▸ **TASK**: Look through the material and tally each line bearing the word "arrow". Give only the total.

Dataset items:
____________________
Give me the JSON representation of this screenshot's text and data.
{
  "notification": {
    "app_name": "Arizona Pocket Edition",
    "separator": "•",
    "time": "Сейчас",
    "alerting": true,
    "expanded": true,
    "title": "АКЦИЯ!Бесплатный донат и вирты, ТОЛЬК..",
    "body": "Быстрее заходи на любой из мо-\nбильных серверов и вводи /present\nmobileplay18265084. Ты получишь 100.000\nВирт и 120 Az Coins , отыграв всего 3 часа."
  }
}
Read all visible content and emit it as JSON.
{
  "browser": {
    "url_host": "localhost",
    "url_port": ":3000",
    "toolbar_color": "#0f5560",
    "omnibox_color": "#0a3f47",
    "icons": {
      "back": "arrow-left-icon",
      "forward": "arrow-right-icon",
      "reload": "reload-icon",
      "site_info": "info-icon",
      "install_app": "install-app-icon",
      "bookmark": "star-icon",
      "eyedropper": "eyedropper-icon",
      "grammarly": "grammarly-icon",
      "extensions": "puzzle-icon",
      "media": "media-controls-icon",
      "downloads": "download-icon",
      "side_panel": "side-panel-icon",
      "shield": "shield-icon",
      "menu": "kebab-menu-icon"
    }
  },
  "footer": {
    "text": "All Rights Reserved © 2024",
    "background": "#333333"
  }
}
____________________
▸ **EXERCISE RESULT**: 2